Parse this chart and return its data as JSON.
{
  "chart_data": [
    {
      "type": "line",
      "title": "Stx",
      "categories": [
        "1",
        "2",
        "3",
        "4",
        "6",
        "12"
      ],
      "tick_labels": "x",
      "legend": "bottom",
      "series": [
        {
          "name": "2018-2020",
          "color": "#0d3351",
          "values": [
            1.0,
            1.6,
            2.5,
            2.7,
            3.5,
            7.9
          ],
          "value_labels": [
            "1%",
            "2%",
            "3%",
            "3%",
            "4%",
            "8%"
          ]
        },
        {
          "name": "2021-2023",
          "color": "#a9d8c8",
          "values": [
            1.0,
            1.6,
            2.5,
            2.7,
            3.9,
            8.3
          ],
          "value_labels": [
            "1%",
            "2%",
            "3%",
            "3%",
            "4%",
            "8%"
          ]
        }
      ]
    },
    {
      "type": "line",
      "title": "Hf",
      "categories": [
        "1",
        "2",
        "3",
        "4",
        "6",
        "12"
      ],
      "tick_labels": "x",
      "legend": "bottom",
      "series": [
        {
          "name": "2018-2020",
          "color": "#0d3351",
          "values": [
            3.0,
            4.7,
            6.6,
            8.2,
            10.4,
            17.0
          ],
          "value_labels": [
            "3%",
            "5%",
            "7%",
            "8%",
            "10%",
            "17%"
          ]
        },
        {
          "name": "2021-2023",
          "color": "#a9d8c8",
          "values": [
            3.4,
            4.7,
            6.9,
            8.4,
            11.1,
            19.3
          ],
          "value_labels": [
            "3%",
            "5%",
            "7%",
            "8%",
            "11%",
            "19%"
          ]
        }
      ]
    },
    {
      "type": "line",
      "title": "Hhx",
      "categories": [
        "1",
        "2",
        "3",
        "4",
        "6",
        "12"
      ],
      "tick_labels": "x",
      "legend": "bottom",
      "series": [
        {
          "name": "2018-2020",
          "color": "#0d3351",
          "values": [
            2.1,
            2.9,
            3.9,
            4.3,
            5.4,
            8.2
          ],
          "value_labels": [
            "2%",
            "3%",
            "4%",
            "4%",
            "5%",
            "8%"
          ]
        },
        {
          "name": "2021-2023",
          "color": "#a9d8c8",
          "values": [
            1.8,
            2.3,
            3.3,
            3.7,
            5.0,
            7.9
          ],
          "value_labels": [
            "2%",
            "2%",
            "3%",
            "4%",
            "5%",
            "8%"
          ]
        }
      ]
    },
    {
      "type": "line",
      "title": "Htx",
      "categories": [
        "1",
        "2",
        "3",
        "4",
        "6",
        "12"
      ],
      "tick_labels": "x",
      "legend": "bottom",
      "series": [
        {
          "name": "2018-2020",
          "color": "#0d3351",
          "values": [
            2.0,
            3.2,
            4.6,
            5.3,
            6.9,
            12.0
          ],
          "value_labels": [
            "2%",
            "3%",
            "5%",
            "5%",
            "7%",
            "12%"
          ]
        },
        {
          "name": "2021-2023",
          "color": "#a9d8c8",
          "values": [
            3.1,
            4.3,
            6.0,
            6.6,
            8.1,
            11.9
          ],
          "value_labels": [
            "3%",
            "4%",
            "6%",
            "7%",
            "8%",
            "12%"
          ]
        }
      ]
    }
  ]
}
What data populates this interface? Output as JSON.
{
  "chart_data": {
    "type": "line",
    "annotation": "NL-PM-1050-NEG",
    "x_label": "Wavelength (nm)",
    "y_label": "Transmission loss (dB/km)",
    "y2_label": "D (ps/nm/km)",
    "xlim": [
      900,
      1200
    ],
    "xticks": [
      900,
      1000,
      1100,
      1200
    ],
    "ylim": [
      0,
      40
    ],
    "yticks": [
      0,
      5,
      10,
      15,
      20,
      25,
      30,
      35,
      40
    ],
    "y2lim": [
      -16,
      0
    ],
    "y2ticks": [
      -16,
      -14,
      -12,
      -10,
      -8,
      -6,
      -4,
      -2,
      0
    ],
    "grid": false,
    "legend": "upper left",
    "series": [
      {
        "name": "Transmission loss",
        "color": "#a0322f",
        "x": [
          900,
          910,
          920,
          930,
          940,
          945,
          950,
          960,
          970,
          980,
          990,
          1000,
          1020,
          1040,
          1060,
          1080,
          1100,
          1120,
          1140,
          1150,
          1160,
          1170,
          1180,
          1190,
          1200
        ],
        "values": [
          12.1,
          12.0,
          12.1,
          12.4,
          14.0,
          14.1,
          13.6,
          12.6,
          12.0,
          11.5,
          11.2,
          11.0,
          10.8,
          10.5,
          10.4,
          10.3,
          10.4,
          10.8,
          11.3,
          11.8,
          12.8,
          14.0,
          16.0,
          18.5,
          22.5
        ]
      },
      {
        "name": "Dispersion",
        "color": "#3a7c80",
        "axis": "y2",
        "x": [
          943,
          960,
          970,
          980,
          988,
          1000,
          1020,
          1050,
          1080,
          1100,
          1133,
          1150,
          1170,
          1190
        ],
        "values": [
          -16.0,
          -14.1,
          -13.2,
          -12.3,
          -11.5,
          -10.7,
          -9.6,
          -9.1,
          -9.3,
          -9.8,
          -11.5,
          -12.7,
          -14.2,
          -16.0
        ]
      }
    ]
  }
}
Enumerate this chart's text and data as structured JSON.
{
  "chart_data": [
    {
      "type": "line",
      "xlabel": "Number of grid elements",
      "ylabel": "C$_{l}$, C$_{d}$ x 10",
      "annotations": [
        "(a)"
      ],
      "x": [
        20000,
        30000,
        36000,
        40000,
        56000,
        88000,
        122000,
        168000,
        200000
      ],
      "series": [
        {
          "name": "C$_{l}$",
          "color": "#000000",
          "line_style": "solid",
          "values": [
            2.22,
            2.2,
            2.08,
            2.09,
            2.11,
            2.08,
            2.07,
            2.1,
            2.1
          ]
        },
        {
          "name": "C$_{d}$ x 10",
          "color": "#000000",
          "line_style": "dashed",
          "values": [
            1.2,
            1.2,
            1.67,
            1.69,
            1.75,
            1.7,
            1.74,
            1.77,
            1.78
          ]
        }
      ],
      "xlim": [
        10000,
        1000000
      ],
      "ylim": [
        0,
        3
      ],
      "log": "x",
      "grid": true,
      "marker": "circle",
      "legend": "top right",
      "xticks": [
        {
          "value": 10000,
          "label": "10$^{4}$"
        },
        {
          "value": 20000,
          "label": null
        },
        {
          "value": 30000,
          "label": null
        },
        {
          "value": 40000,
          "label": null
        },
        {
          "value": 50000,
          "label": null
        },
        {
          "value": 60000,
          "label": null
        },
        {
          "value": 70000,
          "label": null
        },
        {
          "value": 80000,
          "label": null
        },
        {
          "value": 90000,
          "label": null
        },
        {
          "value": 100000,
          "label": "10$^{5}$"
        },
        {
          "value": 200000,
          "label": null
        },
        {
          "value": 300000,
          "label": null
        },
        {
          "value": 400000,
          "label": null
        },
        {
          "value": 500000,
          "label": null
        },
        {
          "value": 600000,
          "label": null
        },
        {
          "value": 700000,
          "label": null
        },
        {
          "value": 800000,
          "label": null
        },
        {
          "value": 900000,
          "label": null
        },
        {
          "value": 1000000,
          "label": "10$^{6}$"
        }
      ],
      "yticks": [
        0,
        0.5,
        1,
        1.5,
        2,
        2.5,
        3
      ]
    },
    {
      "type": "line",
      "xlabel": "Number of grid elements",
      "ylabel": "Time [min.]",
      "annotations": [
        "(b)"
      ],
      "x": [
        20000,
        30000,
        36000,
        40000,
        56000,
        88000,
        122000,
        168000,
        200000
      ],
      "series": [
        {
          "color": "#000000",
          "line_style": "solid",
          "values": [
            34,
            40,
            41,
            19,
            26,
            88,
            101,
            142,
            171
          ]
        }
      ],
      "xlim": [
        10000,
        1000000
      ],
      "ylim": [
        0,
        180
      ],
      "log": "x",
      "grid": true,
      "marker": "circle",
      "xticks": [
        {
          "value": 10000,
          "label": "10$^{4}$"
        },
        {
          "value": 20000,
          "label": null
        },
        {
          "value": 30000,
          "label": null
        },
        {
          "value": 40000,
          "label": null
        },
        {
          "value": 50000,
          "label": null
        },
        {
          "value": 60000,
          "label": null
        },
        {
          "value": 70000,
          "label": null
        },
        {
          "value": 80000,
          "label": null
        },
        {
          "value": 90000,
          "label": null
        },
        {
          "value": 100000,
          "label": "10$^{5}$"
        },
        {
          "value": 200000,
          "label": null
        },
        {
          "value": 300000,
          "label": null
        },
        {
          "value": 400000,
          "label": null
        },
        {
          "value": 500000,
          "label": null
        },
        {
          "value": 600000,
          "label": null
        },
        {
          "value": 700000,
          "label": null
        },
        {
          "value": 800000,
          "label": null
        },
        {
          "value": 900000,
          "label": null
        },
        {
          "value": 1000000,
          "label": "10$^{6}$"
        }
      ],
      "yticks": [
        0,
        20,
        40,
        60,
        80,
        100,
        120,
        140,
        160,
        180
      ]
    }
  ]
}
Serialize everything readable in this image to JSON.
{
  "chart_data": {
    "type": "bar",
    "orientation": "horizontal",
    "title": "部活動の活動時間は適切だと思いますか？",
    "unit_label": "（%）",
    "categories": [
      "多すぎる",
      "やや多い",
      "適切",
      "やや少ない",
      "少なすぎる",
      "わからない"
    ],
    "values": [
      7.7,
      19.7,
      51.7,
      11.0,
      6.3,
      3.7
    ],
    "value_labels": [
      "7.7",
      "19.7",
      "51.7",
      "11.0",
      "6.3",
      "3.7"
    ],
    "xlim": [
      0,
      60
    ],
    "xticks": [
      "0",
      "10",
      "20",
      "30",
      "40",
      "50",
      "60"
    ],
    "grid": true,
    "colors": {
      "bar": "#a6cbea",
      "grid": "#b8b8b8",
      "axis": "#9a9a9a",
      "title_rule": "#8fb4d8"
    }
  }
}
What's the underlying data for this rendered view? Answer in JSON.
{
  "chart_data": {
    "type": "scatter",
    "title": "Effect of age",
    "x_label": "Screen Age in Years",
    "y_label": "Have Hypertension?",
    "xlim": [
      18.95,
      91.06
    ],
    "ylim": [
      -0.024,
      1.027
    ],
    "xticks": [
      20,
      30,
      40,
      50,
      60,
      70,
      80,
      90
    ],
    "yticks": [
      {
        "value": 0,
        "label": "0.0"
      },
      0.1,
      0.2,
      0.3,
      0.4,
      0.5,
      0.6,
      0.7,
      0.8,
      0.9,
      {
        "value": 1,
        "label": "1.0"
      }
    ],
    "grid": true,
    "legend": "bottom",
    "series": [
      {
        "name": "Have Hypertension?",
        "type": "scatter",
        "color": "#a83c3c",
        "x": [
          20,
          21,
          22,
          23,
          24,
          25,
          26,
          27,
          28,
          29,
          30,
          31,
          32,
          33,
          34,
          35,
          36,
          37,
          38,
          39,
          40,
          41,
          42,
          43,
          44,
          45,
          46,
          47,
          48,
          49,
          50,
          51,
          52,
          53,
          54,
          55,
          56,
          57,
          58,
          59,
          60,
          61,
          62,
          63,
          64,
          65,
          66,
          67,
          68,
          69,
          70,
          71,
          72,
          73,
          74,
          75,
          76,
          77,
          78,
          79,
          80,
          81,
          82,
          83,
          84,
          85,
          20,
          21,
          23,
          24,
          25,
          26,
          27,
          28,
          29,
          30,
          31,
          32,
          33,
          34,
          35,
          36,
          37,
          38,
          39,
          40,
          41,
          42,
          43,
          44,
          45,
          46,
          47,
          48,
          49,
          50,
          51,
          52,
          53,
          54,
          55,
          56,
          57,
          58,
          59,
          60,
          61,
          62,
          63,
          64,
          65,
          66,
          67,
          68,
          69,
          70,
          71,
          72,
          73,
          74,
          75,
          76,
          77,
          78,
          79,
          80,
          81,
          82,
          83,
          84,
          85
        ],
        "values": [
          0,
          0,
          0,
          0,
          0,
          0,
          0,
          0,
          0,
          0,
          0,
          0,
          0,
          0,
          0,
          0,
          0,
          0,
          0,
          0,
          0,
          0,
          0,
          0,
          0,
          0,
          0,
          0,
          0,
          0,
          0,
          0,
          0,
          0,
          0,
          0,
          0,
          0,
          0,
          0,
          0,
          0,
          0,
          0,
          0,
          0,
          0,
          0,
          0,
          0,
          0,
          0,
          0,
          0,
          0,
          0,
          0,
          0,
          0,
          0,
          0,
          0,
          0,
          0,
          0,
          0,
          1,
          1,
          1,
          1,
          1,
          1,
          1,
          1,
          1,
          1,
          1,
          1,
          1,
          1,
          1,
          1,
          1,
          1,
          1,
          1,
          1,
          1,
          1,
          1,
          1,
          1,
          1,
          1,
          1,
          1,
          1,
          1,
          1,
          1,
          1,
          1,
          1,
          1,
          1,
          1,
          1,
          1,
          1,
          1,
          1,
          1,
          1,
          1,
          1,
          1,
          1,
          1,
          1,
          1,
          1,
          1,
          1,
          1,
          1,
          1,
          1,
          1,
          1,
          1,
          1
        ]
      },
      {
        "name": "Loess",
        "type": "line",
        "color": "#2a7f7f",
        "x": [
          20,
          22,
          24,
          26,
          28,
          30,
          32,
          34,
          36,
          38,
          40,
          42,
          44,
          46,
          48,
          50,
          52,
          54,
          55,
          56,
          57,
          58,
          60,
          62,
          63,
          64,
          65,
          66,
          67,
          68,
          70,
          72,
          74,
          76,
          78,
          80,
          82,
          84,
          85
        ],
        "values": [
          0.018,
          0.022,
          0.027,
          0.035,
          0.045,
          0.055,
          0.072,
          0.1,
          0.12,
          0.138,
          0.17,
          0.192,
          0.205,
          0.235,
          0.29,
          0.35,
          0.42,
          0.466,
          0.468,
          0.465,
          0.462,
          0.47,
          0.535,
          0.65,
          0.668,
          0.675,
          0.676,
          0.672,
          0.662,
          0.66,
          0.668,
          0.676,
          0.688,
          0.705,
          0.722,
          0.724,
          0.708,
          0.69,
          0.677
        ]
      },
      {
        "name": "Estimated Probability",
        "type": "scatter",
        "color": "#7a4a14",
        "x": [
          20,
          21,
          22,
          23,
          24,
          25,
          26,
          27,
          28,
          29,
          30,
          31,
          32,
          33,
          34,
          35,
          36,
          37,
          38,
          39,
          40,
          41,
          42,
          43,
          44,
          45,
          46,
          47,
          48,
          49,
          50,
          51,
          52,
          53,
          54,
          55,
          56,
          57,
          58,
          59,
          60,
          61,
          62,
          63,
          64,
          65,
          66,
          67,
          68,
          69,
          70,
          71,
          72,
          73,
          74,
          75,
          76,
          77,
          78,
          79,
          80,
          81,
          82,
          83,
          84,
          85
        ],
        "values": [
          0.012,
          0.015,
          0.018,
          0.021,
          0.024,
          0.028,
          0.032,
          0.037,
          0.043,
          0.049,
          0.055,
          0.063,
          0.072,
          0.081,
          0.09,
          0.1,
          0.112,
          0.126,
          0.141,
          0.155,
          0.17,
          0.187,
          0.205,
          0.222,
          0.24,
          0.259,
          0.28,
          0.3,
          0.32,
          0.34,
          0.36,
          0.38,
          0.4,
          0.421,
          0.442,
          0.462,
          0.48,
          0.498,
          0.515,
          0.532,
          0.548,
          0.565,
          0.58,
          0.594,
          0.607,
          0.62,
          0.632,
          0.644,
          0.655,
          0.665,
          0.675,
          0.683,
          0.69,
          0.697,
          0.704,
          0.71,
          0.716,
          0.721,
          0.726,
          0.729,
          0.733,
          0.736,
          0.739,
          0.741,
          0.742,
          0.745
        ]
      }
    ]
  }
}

_Direction:_ Among the records above, find each line holding the string "Have" and pull it out.

_Solved exercise:_
    "y_label": "Have Hypertension?",
        "name": "Have Hypertension?",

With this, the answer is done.